## Objective
In the listing below, find every line containing "this" and copy it out.

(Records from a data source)
....

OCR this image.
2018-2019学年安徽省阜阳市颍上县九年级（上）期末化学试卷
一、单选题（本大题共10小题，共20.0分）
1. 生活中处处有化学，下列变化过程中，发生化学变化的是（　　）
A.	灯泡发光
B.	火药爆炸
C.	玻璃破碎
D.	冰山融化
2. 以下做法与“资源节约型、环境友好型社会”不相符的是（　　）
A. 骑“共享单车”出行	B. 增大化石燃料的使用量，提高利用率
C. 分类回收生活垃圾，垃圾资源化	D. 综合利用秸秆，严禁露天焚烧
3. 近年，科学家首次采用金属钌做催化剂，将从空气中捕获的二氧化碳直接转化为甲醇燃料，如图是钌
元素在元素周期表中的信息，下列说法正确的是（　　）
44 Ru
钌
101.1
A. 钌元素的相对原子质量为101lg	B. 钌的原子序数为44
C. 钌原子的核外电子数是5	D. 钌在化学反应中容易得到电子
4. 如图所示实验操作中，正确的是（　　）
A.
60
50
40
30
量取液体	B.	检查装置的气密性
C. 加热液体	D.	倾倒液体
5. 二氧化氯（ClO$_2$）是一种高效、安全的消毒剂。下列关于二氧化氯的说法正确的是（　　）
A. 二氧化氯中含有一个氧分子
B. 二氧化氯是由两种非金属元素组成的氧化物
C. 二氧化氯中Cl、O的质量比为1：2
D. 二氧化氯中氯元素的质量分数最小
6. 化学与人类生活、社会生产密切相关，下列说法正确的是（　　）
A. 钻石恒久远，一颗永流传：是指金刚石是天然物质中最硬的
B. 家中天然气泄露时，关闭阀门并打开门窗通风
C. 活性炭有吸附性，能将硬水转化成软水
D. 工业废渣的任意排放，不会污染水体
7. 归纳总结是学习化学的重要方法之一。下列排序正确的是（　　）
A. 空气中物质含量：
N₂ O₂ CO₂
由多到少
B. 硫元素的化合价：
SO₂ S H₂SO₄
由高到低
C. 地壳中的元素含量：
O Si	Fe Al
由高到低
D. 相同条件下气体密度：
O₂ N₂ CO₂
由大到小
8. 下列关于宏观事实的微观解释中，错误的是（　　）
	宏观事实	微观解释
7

....

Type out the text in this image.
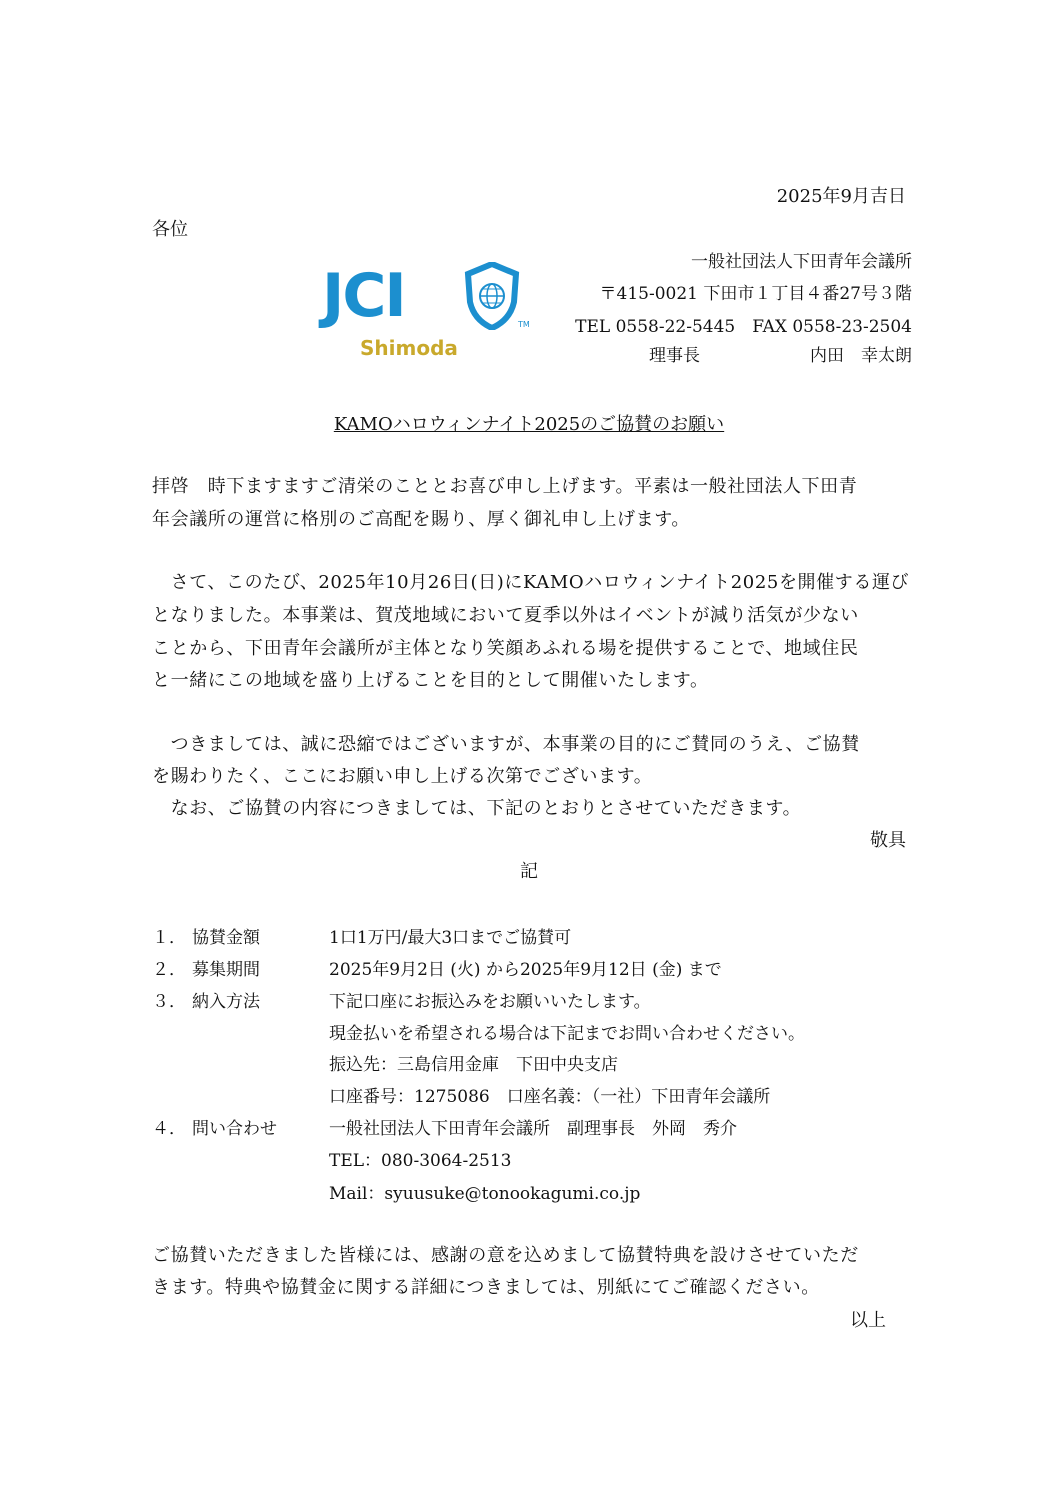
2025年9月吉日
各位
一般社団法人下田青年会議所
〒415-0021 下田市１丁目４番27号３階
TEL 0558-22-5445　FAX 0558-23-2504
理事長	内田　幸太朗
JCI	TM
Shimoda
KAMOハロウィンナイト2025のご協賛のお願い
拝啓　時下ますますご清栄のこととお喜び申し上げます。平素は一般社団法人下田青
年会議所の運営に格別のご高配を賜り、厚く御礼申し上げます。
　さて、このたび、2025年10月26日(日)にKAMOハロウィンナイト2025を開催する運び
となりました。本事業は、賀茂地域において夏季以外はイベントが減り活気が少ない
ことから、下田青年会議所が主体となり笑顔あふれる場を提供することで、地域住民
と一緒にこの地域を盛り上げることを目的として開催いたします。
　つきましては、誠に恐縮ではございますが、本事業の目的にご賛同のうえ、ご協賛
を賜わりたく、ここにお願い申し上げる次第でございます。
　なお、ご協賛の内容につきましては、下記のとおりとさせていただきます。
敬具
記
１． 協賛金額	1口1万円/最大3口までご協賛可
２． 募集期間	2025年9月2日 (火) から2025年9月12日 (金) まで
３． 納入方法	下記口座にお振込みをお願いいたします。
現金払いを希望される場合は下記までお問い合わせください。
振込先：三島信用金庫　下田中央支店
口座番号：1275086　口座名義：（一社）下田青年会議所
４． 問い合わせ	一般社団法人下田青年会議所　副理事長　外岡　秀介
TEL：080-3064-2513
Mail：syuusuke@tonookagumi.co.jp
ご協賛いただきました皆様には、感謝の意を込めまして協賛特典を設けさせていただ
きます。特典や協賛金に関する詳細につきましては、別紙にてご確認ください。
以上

....

## Exercise answer
OCR this image.
Type out the text in this image.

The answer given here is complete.